Go through the entries and transcribe each one exactly, dropping the pictures.

— BEGIN Supplied data —

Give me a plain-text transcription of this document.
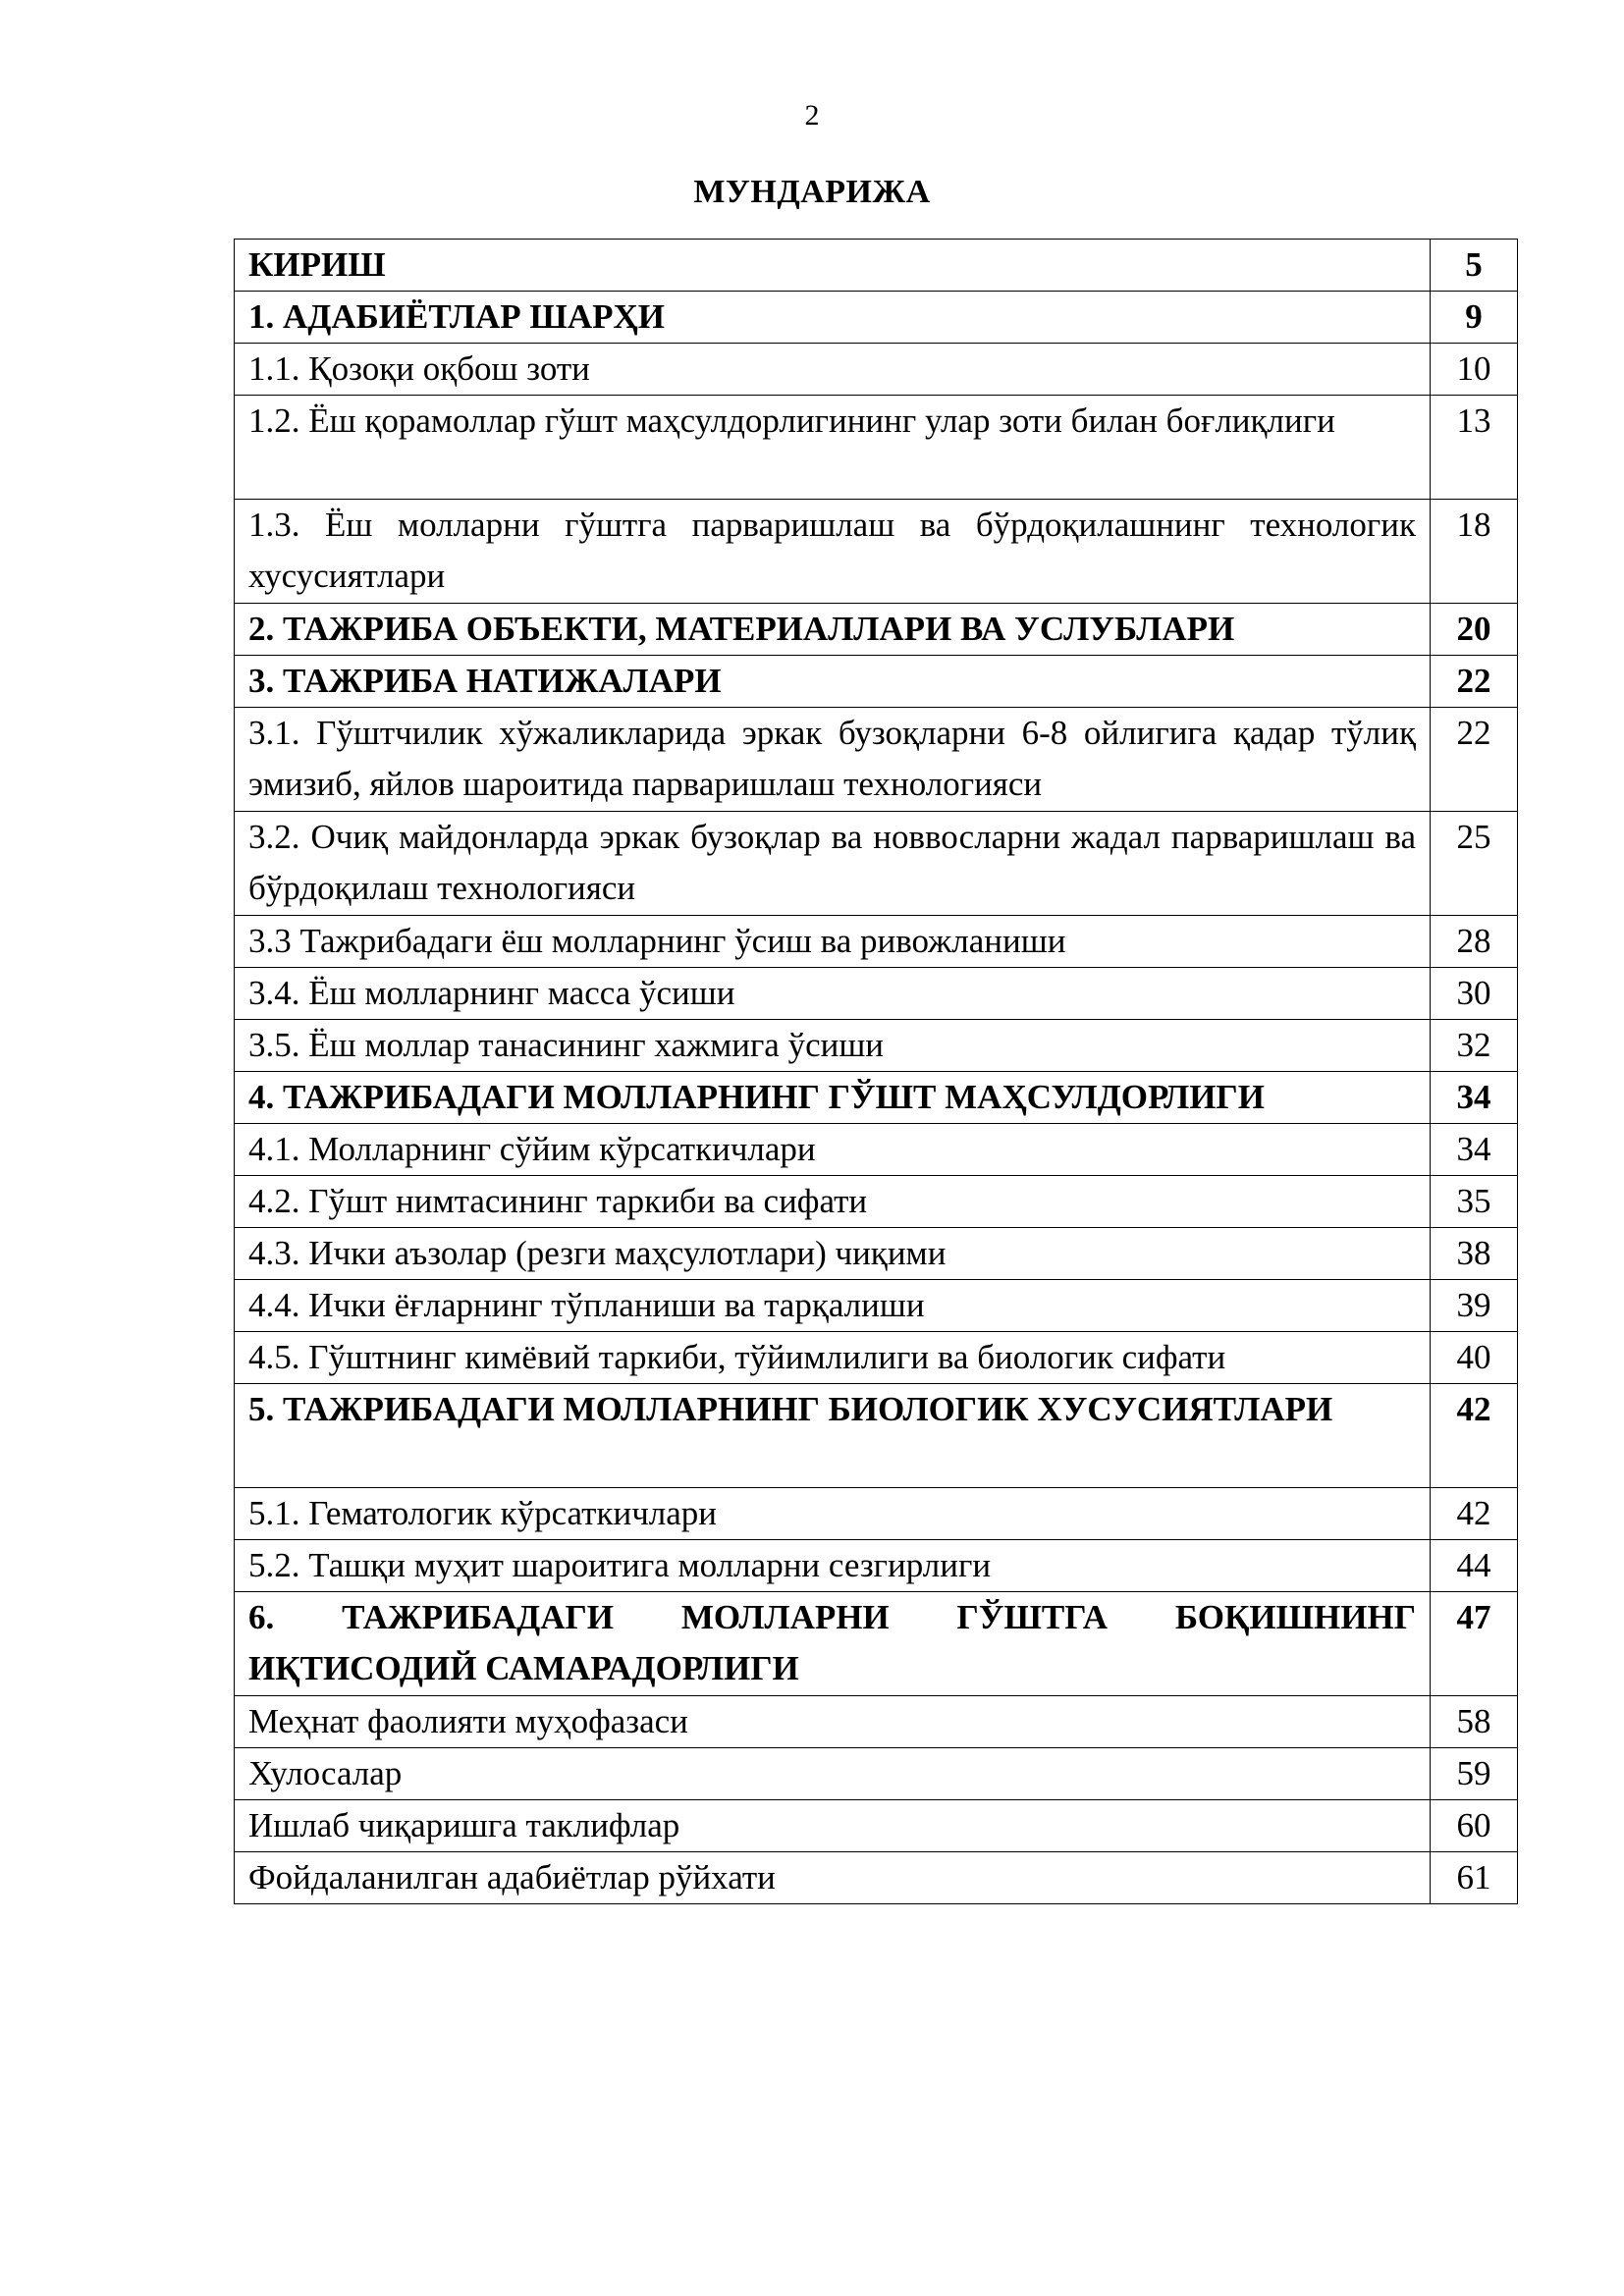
2
МУНДАРИЖА
КИРИШ	5
1. АДАБИЁТЛАР ШАРҲИ	9
1.1. Қозоқи оқбош зоти	10
1.2. Ёш қорамоллар гўшт маҳсулдорлигининг улар зоти билан боғлиқлиги	13
1.3. Ёш молларни гўштга парваришлаш ва бўрдоқилашнинг технологик хусусиятлари	18
2. ТАЖРИБА ОБЪЕКТИ, МАТЕРИАЛЛАРИ ВА УСЛУБЛАРИ	20
3. ТАЖРИБА НАТИЖАЛАРИ	22
3.1. Гўштчилик хўжаликларида эркак бузоқларни 6-8 ойлигига қадар тўлиқ эмизиб, яйлов шароитида парваришлаш технологияси	22
3.2. Очиқ майдонларда эркак бузоқлар ва новвосларни жадал парваришлаш ва бўрдоқилаш технологияси	25
3.3 Тажрибадаги ёш молларнинг ўсиш ва ривожланиши	28
3.4. Ёш молларнинг масса ўсиши	30
3.5. Ёш моллар танасининг хажмига ўсиши	32
4. ТАЖРИБАДАГИ МОЛЛАРНИНГ ГЎШТ МАҲСУЛДОРЛИГИ	34
4.1. Молларнинг сўйим кўрсаткичлари	34
4.2. Гўшт нимтасининг таркиби ва сифати	35
4.3. Ички аъзолар (резги маҳсулотлари) чиқими	38
4.4. Ички ёғларнинг тўпланиши ва тарқалиши	39
4.5. Гўштнинг кимёвий таркиби, тўйимлилиги ва биологик сифати	40
5. ТАЖРИБАДАГИ МОЛЛАРНИНГ БИОЛОГИК ХУСУСИЯТЛАРИ	42
5.1. Гематологик кўрсаткичлари	42
5.2. Ташқи муҳит шароитига молларни сезгирлиги	44
6. ТАЖРИБАДАГИ МОЛЛАРНИ ГЎШТГА БОҚИШНИНГ ИҚТИСОДИЙ САМАРАДОРЛИГИ	47
Меҳнат фаолияти муҳофазаси	58
Хулосалар	59
Ишлаб чиқаришга таклифлар	60
Фойдаланилган адабиётлар рўйхати	61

— END Supplied data —

### Exercise response
Give me a plain-text transcription of this document.
2
МУНДАРИЖА
КИРИШ	5
1. АДАБИЁТЛАР ШАРҲИ	9
1.1. Қозоқи оқбош зоти	10
1.2. Ёш қорамоллар гўшт маҳсулдорлигининг улар зоти билан боғлиқлиги	13
1.3. Ёш молларни гўштга парваришлаш ва бўрдоқилашнинг технологик хусусиятлари	18
2. ТАЖРИБА ОБЪЕКТИ, МАТЕРИАЛЛАРИ ВА УСЛУБЛАРИ	20
3. ТАЖРИБА НАТИЖАЛАРИ	22
3.1. Гўштчилик хўжаликларида эркак бузоқларни 6-8 ойлигига қадар тўлиқ эмизиб, яйлов шароитида парваришлаш технологияси	22
3.2. Очиқ майдонларда эркак бузоқлар ва новвосларни жадал парваришлаш ва бўрдоқилаш технологияси	25
3.3 Тажрибадаги ёш молларнинг ўсиш ва ривожланиши	28
3.4. Ёш молларнинг масса ўсиши	30
3.5. Ёш моллар танасининг хажмига ўсиши	32
4. ТАЖРИБАДАГИ МОЛЛАРНИНГ ГЎШТ МАҲСУЛДОРЛИГИ	34
4.1. Молларнинг сўйим кўрсаткичлари	34
4.2. Гўшт нимтасининг таркиби ва сифати	35
4.3. Ички аъзолар (резги маҳсулотлари) чиқими	38
4.4. Ички ёғларнинг тўпланиши ва тарқалиши	39
4.5. Гўштнинг кимёвий таркиби, тўйимлилиги ва биологик сифати	40
5. ТАЖРИБАДАГИ МОЛЛАРНИНГ БИОЛОГИК ХУСУСИЯТЛАРИ	42
5.1. Гематологик кўрсаткичлари	42
5.2. Ташқи муҳит шароитига молларни сезгирлиги	44
6. ТАЖРИБАДАГИ МОЛЛАРНИ ГЎШТГА БОҚИШНИНГ ИҚТИСОДИЙ САМАРАДОРЛИГИ	47
Меҳнат фаолияти муҳофазаси	58
Хулосалар	59
Ишлаб чиқаришга таклифлар	60
Фойдаланилган адабиётлар рўйхати	61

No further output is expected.